• **INPUT MATERIAL**
= = =
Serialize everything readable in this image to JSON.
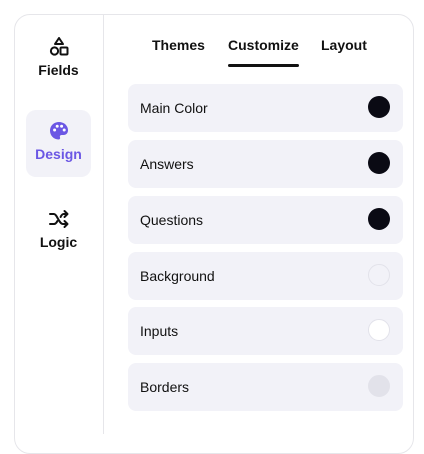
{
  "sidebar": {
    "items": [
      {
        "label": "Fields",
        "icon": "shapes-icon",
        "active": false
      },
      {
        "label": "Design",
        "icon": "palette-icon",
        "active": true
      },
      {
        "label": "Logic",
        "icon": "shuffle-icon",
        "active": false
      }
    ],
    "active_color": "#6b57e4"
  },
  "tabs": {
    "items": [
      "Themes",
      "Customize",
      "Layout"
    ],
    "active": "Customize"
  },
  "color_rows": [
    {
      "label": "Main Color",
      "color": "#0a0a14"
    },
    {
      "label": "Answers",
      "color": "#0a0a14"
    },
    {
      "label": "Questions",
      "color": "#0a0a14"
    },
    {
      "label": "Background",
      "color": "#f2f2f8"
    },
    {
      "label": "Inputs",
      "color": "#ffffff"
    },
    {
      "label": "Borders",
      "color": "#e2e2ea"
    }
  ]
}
= = =
• **SET TASK**
Pick out the lines containing the word "icon" and show them.

• **EXERCISE RESPONSE**
        "icon": "shapes-icon",
        "icon": "palette-icon",
        "icon": "shuffle-icon",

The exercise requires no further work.